Exercise details
Write out the data below in full. Keep it exact.

Source records
=====

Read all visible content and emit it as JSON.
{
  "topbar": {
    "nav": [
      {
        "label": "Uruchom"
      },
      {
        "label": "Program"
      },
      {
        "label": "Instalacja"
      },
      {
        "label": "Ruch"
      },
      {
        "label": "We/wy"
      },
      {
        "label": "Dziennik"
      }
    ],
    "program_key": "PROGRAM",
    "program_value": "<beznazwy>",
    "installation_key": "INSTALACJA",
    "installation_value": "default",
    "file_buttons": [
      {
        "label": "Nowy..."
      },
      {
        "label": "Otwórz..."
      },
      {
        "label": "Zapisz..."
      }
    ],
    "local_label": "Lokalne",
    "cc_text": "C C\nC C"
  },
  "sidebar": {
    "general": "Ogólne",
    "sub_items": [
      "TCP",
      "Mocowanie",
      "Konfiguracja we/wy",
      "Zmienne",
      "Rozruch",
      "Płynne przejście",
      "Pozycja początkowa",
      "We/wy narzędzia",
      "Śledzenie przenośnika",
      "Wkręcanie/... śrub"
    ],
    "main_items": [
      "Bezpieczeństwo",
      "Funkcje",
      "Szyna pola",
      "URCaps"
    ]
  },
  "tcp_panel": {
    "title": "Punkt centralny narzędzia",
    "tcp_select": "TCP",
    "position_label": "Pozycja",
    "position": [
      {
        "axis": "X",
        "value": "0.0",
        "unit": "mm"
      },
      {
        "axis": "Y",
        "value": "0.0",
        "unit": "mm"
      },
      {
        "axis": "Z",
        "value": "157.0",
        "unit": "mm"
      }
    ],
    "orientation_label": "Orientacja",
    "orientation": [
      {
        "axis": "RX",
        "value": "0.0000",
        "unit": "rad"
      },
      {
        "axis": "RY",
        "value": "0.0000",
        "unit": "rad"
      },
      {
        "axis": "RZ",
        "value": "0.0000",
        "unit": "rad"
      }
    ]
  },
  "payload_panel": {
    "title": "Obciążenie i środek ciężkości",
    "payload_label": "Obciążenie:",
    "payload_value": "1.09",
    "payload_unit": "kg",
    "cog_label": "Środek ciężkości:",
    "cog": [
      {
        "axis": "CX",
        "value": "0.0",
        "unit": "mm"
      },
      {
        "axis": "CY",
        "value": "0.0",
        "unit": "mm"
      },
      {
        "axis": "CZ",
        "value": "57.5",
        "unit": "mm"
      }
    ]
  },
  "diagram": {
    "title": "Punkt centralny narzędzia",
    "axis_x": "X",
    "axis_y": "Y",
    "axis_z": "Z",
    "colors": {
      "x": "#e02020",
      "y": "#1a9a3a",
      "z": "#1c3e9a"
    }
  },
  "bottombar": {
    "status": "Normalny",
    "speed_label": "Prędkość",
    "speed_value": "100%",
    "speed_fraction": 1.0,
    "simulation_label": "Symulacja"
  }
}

=====

Answer to the exercise
Read all visible content and emit it as JSON.
{
  "topbar": {
    "nav": [
      {
        "label": "Uruchom"
      },
      {
        "label": "Program"
      },
      {
        "label": "Instalacja"
      },
      {
        "label": "Ruch"
      },
      {
        "label": "We/wy"
      },
      {
        "label": "Dziennik"
      }
    ],
    "program_key": "PROGRAM",
    "program_value": "<beznazwy>",
    "installation_key": "INSTALACJA",
    "installation_value": "default",
    "file_buttons": [
      {
        "label": "Nowy..."
      },
      {
        "label": "Otwórz..."
      },
      {
        "label": "Zapisz..."
      }
    ],
    "local_label": "Lokalne",
    "cc_text": "C C\nC C"
  },
  "sidebar": {
    "general": "Ogólne",
    "sub_items": [
      "TCP",
      "Mocowanie",
      "Konfiguracja we/wy",
      "Zmienne",
      "Rozruch",
      "Płynne przejście",
      "Pozycja początkowa",
      "We/wy narzędzia",
      "Śledzenie przenośnika",
      "Wkręcanie/... śrub"
    ],
    "main_items": [
      "Bezpieczeństwo",
      "Funkcje",
      "Szyna pola",
      "URCaps"
    ]
  },
  "tcp_panel": {
    "title": "Punkt centralny narzędzia",
    "tcp_select": "TCP",
    "position_label": "Pozycja",
    "position": [
      {
        "axis": "X",
        "value": "0.0",
        "unit": "mm"
      },
      {
        "axis": "Y",
        "value": "0.0",
        "unit": "mm"
      },
      {
        "axis": "Z",
        "value": "157.0",
        "unit": "mm"
      }
    ],
    "orientation_label": "Orientacja",
    "orientation": [
      {
        "axis": "RX",
        "value": "0.0000",
        "unit": "rad"
      },
      {
        "axis": "RY",
        "value": "0.0000",
        "unit": "rad"
      },
      {
        "axis": "RZ",
        "value": "0.0000",
        "unit": "rad"
      }
    ]
  },
  "payload_panel": {
    "title": "Obciążenie i środek ciężkości",
    "payload_label": "Obciążenie:",
    "payload_value": "1.09",
    "payload_unit": "kg",
    "cog_label": "Środek ciężkości:",
    "cog": [
      {
        "axis": "CX",
        "value": "0.0",
        "unit": "mm"
      },
      {
        "axis": "CY",
        "value": "0.0",
        "unit": "mm"
      },
      {
        "axis": "CZ",
        "value": "57.5",
        "unit": "mm"
      }
    ]
  },
  "diagram": {
    "title": "Punkt centralny narzędzia",
    "axis_x": "X",
    "axis_y": "Y",
    "axis_z": "Z",
    "colors": {
      "x": "#e02020",
      "y": "#1a9a3a",
      "z": "#1c3e9a"
    }
  },
  "bottombar": {
    "status": "Normalny",
    "speed_label": "Prędkość",
    "speed_value": "100%",
    "speed_fraction": 1.0,
    "simulation_label": "Symulacja"
  }
}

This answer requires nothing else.